Transcribed page data:
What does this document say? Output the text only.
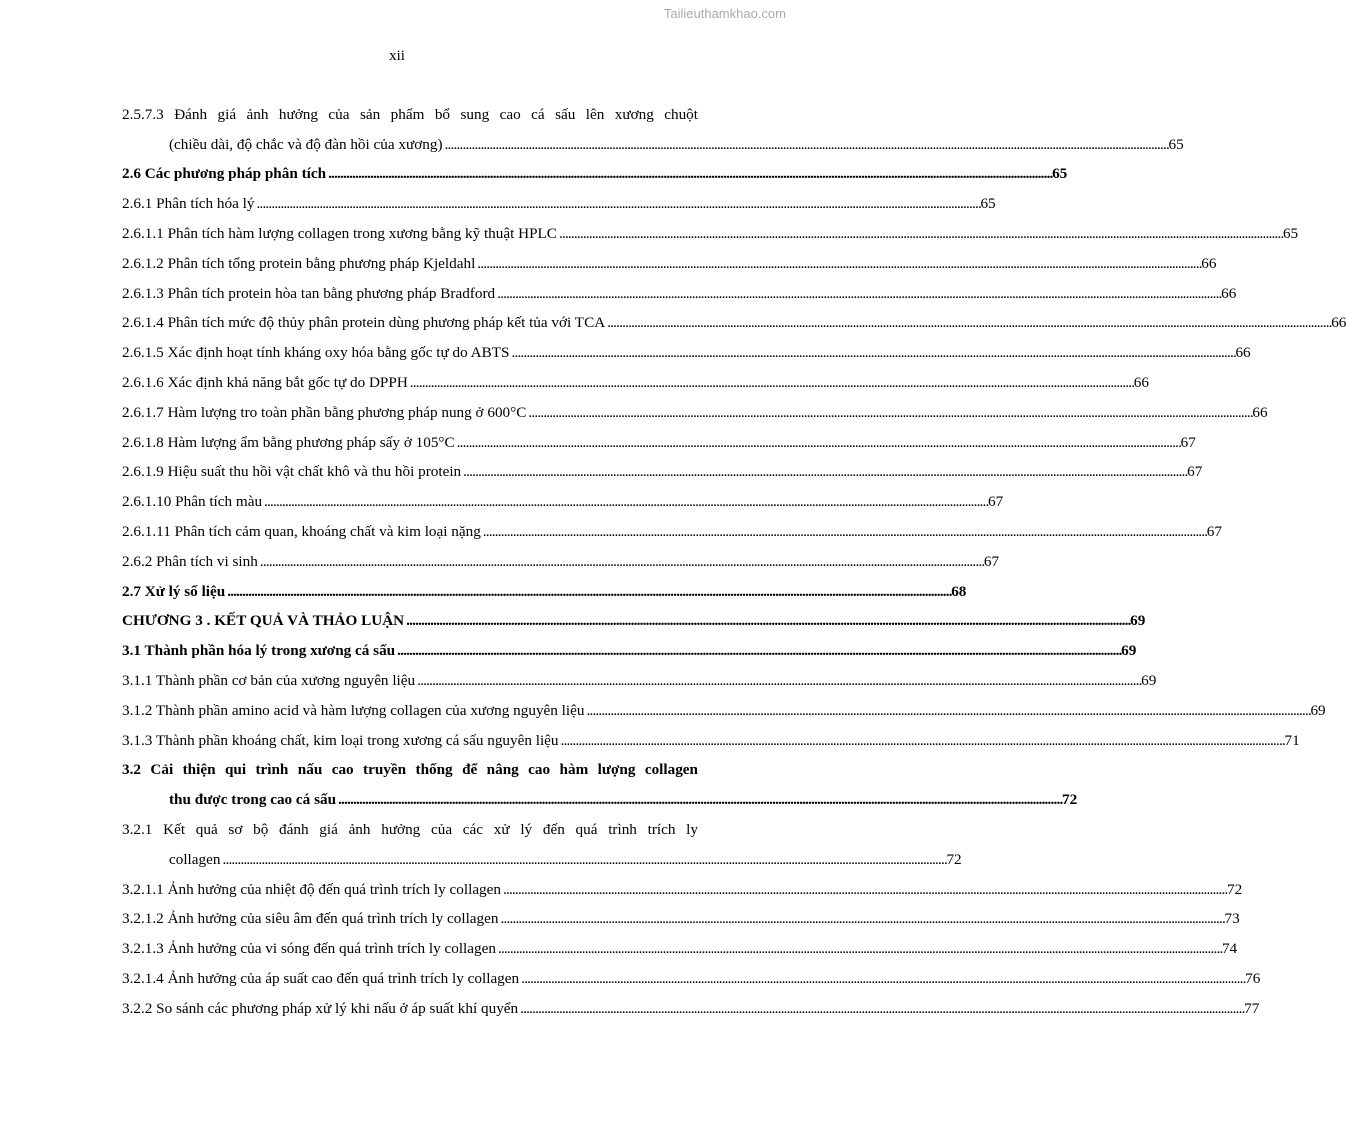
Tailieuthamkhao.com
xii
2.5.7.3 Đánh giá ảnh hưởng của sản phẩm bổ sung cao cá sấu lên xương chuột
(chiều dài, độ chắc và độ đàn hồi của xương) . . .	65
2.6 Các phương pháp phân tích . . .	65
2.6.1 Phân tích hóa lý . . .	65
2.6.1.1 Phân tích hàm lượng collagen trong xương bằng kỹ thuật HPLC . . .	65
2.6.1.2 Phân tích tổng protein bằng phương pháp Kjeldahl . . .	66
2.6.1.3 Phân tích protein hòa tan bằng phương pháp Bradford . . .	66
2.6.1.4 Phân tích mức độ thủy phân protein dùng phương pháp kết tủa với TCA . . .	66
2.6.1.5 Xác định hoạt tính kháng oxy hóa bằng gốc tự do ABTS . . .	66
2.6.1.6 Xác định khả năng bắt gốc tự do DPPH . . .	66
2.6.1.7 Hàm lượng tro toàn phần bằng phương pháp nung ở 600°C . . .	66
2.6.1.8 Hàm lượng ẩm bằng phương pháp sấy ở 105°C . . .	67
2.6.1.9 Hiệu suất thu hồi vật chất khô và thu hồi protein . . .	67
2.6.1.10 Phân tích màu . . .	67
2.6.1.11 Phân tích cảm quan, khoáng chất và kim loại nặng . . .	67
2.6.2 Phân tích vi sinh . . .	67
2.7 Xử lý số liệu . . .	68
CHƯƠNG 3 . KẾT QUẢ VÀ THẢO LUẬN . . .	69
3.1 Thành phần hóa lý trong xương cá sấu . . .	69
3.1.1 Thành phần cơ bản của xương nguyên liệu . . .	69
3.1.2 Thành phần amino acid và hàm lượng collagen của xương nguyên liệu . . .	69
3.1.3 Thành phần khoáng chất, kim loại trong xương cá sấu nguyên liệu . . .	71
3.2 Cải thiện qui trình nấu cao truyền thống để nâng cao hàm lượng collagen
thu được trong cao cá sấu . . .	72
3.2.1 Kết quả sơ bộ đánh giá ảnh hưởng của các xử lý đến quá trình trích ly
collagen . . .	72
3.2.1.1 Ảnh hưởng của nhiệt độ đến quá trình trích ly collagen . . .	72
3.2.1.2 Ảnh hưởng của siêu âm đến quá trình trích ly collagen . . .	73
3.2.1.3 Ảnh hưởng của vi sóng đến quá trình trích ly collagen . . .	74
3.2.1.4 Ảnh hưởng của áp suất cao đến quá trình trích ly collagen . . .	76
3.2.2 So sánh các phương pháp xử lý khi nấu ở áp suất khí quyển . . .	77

» EXERCISE DIRECTIONS
Above are some records. Report the number of their lines that include "trình", and add nothing else.

» EXERCISE ANSWER
6